Everything from the line holding "Transcribe this image's" to the end of the listing below should be copied exactly, line for line, minus the pictures.

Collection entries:
■ ■ ■ ■ ■
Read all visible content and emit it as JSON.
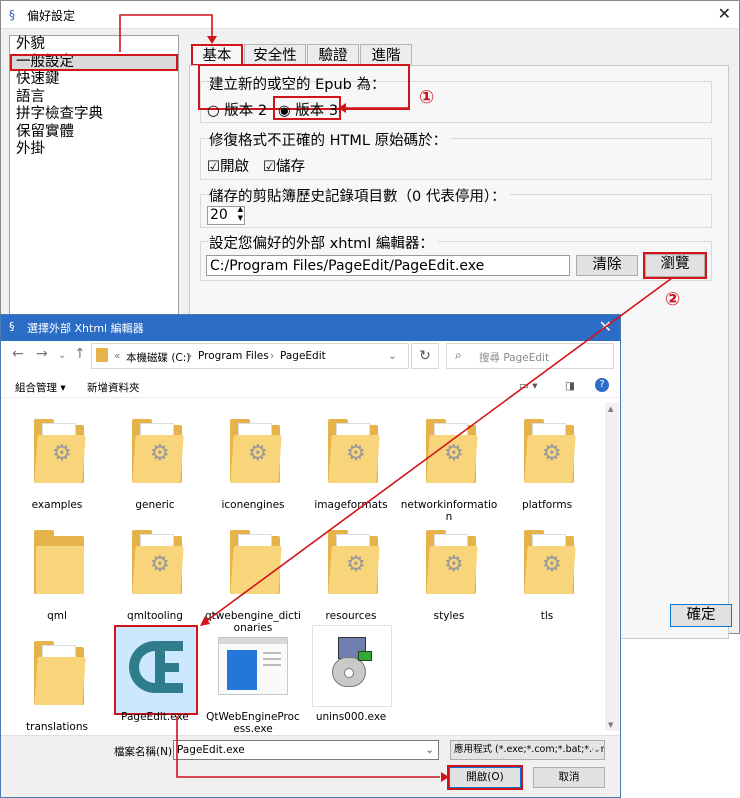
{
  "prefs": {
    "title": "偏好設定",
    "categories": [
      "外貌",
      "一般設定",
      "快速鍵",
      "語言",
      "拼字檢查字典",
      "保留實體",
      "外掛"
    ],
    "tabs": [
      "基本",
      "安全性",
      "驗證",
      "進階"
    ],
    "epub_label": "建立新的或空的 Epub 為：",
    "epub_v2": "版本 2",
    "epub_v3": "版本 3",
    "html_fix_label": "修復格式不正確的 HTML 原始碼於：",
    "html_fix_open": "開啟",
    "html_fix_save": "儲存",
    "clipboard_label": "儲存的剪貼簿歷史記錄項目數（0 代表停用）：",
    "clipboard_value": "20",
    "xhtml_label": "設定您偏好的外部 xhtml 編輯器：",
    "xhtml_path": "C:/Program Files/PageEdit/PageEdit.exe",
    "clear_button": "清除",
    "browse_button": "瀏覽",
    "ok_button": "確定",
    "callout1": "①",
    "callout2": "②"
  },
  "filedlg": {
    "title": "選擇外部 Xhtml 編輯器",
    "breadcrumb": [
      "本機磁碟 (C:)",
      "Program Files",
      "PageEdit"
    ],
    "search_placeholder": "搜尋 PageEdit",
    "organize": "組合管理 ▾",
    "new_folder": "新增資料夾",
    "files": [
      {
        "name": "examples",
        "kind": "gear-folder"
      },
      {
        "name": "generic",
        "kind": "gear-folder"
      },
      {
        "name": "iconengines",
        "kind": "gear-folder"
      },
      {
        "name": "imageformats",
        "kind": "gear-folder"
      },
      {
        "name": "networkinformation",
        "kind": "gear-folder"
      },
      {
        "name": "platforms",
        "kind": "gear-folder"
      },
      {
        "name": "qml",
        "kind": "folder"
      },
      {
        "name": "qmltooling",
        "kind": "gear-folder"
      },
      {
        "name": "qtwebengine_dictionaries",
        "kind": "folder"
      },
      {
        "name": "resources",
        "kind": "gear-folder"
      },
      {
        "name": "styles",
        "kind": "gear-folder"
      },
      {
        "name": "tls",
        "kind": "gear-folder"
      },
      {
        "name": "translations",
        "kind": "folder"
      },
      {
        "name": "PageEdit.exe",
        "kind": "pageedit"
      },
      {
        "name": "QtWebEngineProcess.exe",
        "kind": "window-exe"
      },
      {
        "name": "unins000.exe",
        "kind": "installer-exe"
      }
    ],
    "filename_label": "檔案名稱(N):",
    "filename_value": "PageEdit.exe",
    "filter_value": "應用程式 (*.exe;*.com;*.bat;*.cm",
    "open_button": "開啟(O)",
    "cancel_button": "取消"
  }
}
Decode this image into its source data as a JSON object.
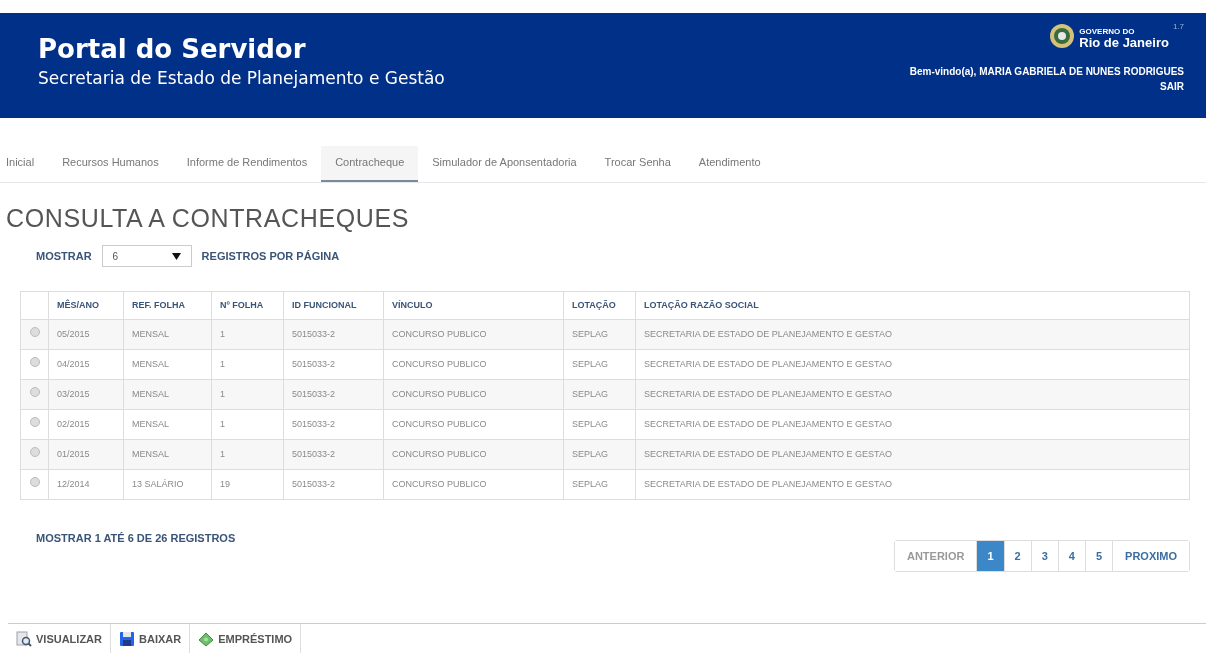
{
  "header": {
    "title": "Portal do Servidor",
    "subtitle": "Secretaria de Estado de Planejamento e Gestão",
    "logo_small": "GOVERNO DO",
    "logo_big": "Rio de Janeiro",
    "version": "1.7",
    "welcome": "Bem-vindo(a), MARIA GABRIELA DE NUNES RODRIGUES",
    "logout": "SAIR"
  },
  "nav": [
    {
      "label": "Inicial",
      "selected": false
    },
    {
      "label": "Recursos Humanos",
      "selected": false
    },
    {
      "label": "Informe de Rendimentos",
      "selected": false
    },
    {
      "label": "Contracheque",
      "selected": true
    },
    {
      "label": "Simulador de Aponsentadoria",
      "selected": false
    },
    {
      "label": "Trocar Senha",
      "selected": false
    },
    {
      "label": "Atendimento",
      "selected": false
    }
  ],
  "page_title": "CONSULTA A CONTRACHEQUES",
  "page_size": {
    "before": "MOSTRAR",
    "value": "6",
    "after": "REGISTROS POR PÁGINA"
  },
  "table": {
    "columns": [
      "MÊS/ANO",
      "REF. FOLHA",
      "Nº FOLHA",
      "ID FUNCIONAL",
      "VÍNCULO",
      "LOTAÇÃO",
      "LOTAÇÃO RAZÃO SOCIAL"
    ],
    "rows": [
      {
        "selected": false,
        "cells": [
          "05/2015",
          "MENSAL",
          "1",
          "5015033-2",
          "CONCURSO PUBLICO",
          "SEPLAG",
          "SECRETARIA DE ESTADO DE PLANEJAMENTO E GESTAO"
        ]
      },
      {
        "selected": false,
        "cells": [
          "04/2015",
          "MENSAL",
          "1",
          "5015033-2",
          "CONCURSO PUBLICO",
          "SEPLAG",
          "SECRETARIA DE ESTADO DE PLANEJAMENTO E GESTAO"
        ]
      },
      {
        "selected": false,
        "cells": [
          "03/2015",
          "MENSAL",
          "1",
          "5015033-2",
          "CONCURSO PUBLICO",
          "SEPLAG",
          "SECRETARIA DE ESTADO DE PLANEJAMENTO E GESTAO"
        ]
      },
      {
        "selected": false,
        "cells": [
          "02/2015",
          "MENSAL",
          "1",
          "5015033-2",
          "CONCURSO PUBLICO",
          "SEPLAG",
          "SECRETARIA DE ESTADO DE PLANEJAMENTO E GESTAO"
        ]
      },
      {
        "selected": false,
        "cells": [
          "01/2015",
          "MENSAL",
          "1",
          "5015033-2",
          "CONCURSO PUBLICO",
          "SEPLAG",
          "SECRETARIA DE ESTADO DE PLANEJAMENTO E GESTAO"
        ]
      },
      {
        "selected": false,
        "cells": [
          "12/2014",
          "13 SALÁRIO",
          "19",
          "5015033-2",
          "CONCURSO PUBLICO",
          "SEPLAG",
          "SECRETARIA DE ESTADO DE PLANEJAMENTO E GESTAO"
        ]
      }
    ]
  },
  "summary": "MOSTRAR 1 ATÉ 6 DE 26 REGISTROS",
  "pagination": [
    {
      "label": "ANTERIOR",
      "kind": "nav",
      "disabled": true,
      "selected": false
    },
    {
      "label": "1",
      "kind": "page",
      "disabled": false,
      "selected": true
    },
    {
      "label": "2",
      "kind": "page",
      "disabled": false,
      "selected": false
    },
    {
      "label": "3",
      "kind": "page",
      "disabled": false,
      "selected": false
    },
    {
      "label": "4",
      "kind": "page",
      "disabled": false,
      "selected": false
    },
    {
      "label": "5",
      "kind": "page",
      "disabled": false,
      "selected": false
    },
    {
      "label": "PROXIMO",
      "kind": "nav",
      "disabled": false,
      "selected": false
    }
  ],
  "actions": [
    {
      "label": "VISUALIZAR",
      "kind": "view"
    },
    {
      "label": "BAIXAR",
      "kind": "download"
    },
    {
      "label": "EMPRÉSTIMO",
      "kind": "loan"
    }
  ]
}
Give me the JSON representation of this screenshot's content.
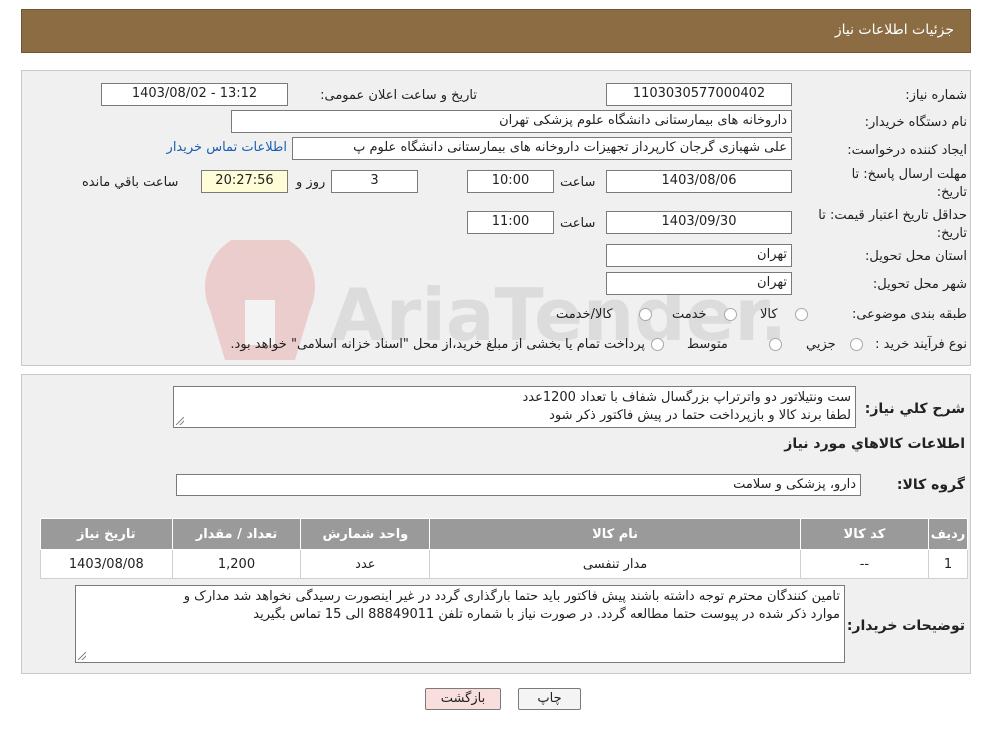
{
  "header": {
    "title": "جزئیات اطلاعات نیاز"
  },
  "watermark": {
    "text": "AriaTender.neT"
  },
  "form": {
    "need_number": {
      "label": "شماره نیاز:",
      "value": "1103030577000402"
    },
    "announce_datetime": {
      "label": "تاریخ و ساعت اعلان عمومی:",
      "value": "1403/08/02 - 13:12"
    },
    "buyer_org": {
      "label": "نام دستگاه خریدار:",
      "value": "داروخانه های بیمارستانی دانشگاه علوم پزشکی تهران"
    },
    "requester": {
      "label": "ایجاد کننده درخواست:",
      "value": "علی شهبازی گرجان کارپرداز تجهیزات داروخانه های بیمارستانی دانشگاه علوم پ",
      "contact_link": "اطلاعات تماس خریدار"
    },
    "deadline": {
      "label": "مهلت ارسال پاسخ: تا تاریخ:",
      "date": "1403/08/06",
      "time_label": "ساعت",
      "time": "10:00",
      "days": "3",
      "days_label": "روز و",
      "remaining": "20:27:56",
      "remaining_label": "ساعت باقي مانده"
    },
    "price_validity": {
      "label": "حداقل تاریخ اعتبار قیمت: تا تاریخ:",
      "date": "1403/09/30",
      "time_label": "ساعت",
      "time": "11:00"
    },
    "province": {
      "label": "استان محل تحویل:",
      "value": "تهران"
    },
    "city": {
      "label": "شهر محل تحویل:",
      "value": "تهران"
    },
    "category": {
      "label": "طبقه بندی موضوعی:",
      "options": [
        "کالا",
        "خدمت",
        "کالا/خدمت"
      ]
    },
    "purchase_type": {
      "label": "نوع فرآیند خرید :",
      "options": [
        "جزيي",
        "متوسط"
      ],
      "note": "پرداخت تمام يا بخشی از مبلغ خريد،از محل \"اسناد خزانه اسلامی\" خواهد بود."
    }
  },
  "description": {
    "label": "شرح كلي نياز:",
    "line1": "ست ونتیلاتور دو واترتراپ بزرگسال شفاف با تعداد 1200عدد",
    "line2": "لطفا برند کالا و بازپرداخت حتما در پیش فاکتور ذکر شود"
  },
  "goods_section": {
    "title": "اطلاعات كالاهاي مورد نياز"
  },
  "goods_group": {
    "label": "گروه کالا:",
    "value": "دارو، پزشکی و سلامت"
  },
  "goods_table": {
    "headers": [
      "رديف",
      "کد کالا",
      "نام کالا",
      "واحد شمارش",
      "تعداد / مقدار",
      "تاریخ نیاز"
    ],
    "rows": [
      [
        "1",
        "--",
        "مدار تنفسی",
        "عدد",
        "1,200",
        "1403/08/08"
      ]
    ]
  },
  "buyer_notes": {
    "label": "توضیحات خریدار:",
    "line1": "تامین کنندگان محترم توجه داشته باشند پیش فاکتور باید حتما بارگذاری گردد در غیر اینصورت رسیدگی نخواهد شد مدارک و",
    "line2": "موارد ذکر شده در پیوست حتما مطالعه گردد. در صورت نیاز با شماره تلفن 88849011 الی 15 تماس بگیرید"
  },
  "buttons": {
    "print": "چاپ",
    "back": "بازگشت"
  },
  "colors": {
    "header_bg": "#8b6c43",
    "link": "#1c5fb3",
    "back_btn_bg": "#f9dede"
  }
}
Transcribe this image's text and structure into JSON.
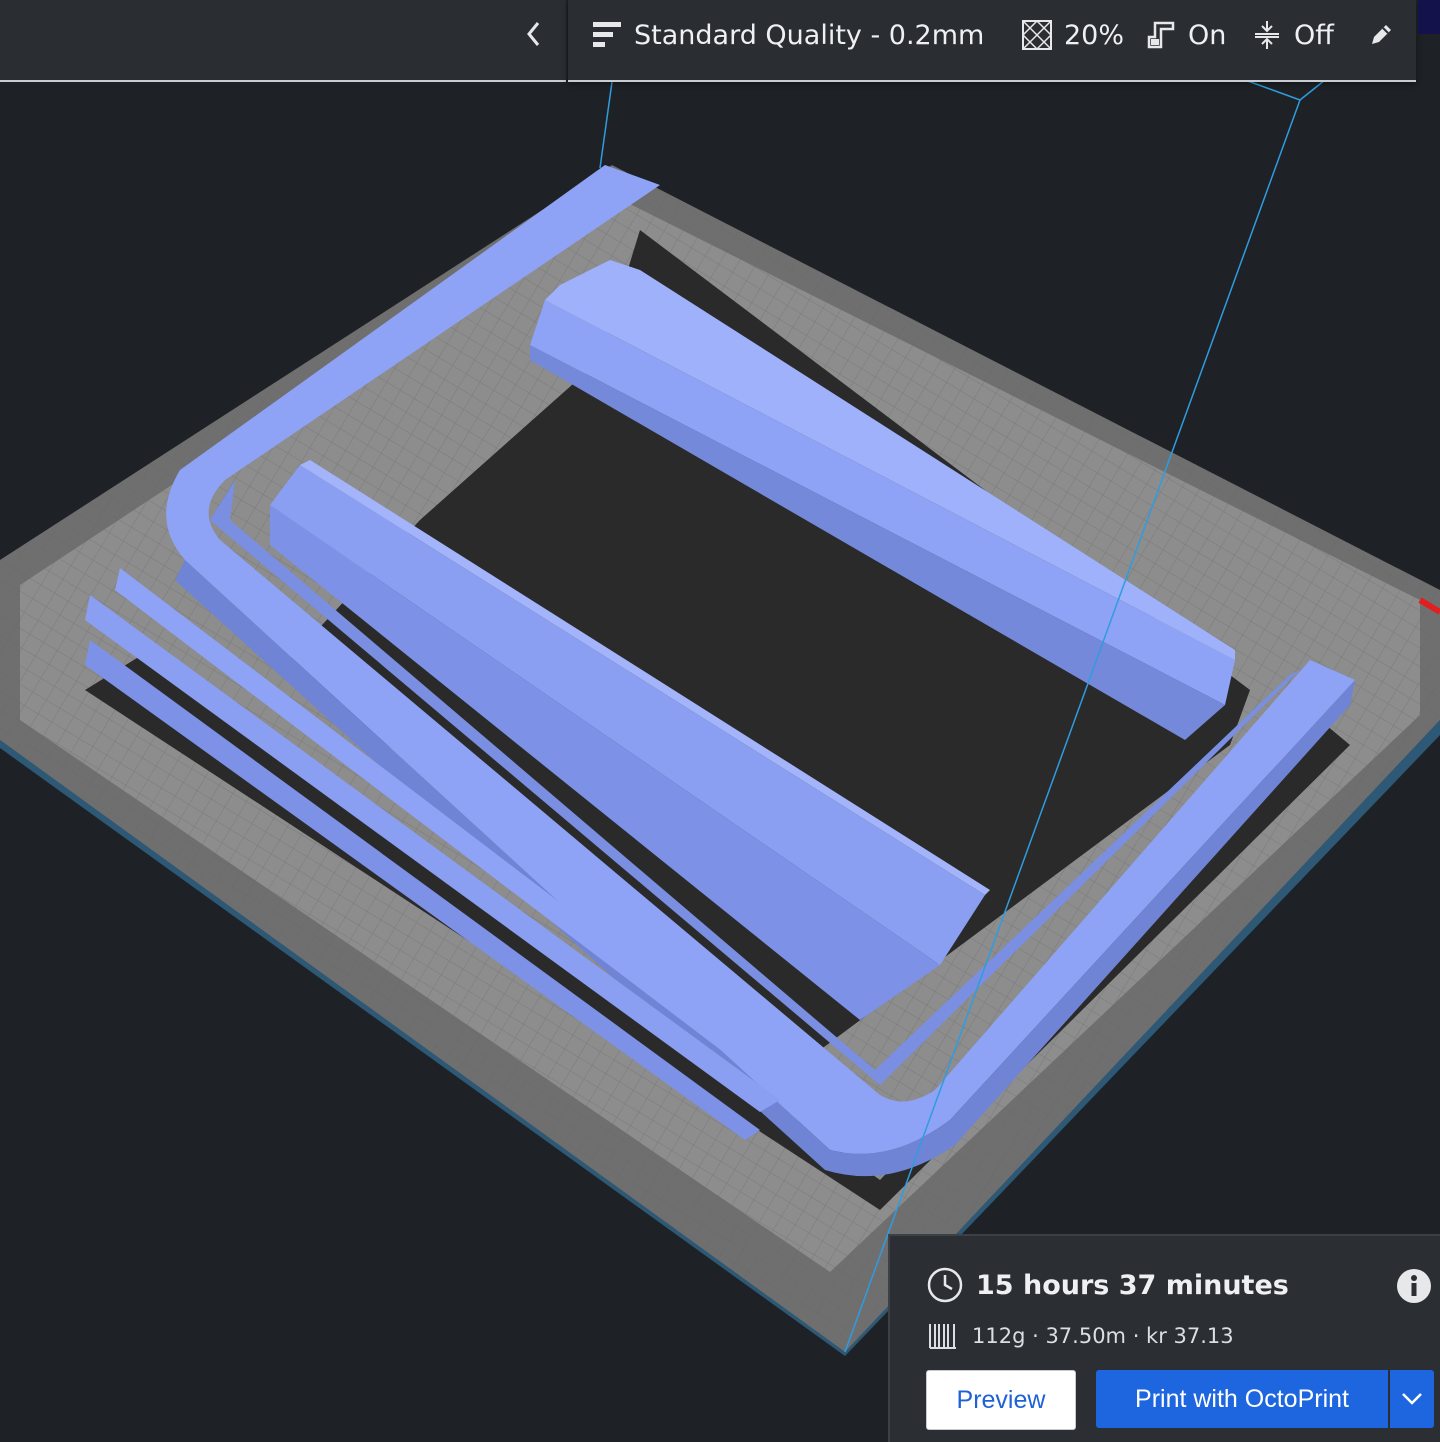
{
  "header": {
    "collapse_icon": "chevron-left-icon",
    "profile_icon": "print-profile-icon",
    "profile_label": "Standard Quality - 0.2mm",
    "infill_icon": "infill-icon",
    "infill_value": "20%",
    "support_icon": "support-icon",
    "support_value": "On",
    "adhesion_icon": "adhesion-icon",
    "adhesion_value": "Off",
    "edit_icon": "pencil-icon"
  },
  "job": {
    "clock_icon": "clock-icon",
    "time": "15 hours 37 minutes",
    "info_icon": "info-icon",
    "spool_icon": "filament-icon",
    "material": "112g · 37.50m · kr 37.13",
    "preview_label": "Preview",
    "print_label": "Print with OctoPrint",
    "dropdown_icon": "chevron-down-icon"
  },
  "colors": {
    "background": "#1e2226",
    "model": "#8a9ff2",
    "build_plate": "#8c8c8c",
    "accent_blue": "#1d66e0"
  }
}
■ ■ ■ ■ ■
The solution =
Transcribe this image's text and structure into JSON.
{
  "header": {
    "collapse_icon": "chevron-left-icon",
    "profile_icon": "print-profile-icon",
    "profile_label": "Standard Quality - 0.2mm",
    "infill_icon": "infill-icon",
    "infill_value": "20%",
    "support_icon": "support-icon",
    "support_value": "On",
    "adhesion_icon": "adhesion-icon",
    "adhesion_value": "Off",
    "edit_icon": "pencil-icon"
  },
  "job": {
    "clock_icon": "clock-icon",
    "time": "15 hours 37 minutes",
    "info_icon": "info-icon",
    "spool_icon": "filament-icon",
    "material": "112g · 37.50m · kr 37.13",
    "preview_label": "Preview",
    "print_label": "Print with OctoPrint",
    "dropdown_icon": "chevron-down-icon"
  },
  "colors": {
    "background": "#1e2226",
    "model": "#8a9ff2",
    "build_plate": "#8c8c8c",
    "accent_blue": "#1d66e0"
  }
}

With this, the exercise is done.